▸ Brief 1: Extract the lines of the entries below exactly as they appear, starting with the first line of the entries and ending after the line that contains "legend-label-3: 海外不含中国大陆 —".

There are multiple options available to chronicle your adventures and share your photos. Multiple options…but no debate on the correct choice: create a travel website. It’s the best medium to showcase your trip and experiences. Tumblr, Blogger, Medium, and similar sites are more writing and social network focused than creating a personal website. Don’t undercut chronicling your travels—go with the real thing, go with a personal website. A website helps memorialize your trip and serves as a digital scrapbook for yourself.
Build your website structure before you leave on your trip. One of the misconceptions about around the world travel is that you will have free time. Free time to write. Free time to edit photos. Free time to be productive. Free time to build a website to chronicle your travels. More free time than you will know how to use. None of that is true—free time is a myth. You won’t have any free time. Likewise, you’ve never been productive on a plane or a train or waiting for a departure yet in the days leading up to your trip you convince yourself that this time will be different. It won’t. You won’t suddenly find the inspiration to build a website in the common room at the hostel after you arrive. You won’t build a website after a month of gathering photos and writing stories about your experiences. Two months into your trip you won’t have an engaging landing page or any coherent organization that allows visitors to navigate your site. You need to build your website before you travel. If not, you’ll have a website with partially completed blog entries, space holders, and links that lead to nowhere.
It’s easier to build a website in advance of your travels when you can devote a few continuous, uninterrupted hours on the weekends. You can also return home from work each night and spend an hour or two creating a quality website. Compare this approach with building the website in the hostel. Do you want to save money pretravel (versus dining out) and build a website at home or sit in a hostel to build a website instead of seeing the places you changed your life for? No debate. Build the website in advance.
Building a website in advance allows you to realize the ease of the process. There’s no reason to delay building a website because you think it’s too complicated. If you know how to send an email with an attachment, you can build a website. Developers realized that if their applications are more complicated than “Click. Drag. Drop.” there won’t be mass adoption. Today’s applications are intuitive to operate with no instructions needed. Worst-case scenario, which infrequently happens, if you are stuck, there’s plenty of YouTube videos to help you over specific hurdles.

▸ Brief 2: What does the travel website text say a website serves as for yourself?

Element region listings

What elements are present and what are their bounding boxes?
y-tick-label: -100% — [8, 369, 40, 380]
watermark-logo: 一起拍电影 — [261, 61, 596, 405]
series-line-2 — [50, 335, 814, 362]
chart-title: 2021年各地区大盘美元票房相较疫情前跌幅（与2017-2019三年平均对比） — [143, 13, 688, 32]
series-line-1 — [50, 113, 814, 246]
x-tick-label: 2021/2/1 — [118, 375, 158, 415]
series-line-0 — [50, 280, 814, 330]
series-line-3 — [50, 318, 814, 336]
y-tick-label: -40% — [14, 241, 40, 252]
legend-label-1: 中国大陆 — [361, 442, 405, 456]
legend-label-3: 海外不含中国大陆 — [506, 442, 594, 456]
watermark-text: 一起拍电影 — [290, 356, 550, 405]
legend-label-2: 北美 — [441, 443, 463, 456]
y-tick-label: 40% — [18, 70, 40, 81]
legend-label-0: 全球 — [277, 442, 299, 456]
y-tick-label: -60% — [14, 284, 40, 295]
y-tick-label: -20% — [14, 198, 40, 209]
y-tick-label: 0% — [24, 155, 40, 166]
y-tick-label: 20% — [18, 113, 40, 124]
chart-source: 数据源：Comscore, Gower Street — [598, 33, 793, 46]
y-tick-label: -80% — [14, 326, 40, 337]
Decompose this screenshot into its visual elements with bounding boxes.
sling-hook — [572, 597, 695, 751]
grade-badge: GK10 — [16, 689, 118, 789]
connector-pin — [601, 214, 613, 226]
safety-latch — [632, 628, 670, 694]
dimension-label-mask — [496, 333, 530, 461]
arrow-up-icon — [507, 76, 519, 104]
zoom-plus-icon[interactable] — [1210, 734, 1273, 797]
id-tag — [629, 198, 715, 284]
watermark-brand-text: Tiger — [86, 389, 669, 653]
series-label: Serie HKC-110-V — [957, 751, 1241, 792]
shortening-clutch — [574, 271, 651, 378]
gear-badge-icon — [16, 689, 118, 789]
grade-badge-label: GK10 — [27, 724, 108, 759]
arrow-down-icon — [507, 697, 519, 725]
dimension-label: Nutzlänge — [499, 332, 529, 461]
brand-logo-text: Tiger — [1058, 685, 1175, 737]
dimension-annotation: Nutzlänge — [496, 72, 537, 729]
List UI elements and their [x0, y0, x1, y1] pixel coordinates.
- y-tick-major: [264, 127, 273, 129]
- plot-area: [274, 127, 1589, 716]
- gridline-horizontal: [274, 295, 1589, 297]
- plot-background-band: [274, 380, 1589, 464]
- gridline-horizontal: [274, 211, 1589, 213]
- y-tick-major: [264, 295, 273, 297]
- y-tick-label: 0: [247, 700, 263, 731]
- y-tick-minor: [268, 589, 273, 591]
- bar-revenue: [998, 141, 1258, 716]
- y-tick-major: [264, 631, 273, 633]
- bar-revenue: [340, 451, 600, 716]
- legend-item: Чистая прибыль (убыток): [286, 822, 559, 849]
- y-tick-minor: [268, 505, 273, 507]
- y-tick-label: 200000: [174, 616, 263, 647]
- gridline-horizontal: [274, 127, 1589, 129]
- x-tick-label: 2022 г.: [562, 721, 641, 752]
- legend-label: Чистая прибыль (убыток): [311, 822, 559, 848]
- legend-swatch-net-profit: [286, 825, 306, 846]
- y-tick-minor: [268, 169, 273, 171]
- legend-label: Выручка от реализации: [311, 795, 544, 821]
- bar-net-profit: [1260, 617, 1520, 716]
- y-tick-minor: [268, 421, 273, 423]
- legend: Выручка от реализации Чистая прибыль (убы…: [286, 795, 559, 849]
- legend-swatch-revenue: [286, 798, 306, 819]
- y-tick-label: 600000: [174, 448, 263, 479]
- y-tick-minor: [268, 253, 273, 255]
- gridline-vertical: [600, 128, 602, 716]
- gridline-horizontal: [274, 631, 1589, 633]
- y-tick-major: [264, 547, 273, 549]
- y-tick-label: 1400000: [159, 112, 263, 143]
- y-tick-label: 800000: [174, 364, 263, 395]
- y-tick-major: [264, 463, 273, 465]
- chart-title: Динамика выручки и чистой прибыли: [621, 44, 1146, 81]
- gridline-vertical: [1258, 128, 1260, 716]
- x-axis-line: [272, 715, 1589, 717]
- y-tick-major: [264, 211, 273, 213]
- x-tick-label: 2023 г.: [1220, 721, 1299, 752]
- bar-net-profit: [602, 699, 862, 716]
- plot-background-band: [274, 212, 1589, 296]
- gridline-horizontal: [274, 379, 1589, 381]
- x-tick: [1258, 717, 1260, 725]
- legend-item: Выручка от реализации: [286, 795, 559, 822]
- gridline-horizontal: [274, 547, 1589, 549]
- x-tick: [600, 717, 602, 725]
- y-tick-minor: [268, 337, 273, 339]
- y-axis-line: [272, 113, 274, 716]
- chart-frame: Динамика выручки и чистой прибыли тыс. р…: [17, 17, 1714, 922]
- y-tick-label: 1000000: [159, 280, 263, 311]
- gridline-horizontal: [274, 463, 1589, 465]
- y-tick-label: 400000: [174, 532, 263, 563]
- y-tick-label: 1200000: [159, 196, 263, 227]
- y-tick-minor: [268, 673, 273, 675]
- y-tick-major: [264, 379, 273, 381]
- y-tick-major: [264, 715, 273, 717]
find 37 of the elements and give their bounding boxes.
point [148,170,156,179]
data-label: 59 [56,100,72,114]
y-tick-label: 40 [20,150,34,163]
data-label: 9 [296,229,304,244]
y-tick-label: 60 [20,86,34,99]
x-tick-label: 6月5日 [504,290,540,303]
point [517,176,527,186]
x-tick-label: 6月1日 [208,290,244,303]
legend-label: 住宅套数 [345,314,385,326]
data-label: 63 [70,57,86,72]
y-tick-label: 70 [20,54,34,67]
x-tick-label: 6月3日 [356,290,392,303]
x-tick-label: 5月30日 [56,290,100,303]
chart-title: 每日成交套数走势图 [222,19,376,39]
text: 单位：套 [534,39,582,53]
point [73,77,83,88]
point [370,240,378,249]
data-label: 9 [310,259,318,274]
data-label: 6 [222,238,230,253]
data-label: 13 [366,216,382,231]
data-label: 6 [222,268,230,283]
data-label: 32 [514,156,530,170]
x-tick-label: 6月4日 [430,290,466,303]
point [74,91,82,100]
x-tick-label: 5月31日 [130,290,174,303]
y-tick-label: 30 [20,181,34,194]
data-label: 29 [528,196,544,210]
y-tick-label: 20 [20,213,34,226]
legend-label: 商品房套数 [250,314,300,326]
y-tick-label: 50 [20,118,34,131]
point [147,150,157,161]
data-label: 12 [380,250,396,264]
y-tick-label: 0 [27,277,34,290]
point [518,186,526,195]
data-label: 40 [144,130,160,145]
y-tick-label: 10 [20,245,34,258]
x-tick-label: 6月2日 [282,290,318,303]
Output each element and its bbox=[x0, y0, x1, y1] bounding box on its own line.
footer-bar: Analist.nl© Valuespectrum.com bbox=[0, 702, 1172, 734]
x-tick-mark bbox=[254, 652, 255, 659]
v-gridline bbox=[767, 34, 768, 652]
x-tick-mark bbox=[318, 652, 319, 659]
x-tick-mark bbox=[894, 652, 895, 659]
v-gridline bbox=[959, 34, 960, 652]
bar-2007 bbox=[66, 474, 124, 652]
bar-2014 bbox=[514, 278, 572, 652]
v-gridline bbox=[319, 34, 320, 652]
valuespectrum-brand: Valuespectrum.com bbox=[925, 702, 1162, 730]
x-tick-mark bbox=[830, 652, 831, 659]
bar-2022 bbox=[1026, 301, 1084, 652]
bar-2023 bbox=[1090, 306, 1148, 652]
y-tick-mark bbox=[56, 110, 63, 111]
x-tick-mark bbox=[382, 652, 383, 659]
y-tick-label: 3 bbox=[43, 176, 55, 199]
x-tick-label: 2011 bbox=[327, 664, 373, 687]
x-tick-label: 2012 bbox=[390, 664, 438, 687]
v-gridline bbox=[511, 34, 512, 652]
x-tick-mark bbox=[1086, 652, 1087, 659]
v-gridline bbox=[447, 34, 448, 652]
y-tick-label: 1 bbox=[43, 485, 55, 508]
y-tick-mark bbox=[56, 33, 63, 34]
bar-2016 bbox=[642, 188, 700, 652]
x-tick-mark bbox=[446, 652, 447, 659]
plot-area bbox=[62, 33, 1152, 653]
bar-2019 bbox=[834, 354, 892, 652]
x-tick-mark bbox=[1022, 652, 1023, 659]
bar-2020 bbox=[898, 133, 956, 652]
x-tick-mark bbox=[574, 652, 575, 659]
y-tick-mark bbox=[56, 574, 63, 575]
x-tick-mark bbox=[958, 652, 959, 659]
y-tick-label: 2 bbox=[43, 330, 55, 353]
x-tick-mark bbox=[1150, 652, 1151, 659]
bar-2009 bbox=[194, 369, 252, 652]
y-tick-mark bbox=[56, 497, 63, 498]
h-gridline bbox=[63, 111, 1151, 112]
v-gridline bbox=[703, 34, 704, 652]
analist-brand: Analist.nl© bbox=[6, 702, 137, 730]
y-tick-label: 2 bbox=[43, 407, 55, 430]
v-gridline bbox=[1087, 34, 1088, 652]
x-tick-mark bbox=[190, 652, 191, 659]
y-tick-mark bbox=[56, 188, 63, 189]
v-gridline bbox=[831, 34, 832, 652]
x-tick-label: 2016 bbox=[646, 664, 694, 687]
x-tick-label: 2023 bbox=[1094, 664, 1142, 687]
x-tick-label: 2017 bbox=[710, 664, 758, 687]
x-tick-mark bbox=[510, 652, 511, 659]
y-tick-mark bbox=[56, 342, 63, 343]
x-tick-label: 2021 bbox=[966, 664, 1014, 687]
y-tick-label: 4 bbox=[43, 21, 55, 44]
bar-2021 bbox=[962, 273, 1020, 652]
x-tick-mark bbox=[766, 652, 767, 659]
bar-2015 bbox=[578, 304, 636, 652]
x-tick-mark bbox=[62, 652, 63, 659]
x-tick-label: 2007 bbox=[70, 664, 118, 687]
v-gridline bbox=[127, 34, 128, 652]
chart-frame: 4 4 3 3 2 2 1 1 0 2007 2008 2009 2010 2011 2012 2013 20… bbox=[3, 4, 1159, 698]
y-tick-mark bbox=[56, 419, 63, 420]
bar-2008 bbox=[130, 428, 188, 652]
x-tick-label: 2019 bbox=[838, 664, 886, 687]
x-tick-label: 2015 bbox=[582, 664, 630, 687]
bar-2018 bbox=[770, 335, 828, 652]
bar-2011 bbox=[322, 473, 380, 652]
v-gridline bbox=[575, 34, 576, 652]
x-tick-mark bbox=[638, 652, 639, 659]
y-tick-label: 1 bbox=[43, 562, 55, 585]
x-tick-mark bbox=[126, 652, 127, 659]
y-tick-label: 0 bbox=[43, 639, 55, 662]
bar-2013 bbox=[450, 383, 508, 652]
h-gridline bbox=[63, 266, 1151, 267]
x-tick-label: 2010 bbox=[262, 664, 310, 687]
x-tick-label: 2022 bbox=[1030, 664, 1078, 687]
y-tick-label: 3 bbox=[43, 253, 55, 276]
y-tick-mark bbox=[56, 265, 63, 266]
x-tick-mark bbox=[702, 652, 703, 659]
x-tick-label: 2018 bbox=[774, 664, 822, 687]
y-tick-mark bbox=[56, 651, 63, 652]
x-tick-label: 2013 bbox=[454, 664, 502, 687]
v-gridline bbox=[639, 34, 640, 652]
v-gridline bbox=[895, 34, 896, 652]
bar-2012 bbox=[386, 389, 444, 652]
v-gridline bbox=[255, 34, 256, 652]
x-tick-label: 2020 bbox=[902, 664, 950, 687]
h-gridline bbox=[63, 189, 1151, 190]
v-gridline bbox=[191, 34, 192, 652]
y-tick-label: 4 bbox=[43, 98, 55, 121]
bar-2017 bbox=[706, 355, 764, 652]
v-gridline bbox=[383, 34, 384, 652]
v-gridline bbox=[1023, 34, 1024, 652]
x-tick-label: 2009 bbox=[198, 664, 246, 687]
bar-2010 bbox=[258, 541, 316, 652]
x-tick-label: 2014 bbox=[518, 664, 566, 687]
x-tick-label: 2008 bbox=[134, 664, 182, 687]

▸ Task output 1:
What elements are present and what are their bounding boxes?
y-tick-label: -100% — [8, 369, 40, 380]
watermark-logo: 一起拍电影 — [261, 61, 596, 405]
series-line-2 — [50, 335, 814, 362]
chart-title: 2021年各地区大盘美元票房相较疫情前跌幅（与2017-2019三年平均对比） — [143, 13, 688, 32]
series-line-1 — [50, 113, 814, 246]
x-tick-label: 2021/2/1 — [118, 375, 158, 415]
series-line-0 — [50, 280, 814, 330]
series-line-3 — [50, 318, 814, 336]
y-tick-label: -40% — [14, 241, 40, 252]
legend-label-1: 中国大陆 — [361, 442, 405, 456]
legend-label-3: 海外不含中国大陆 — [506, 442, 594, 456]

▸ Task output 2: A digital scrapbook.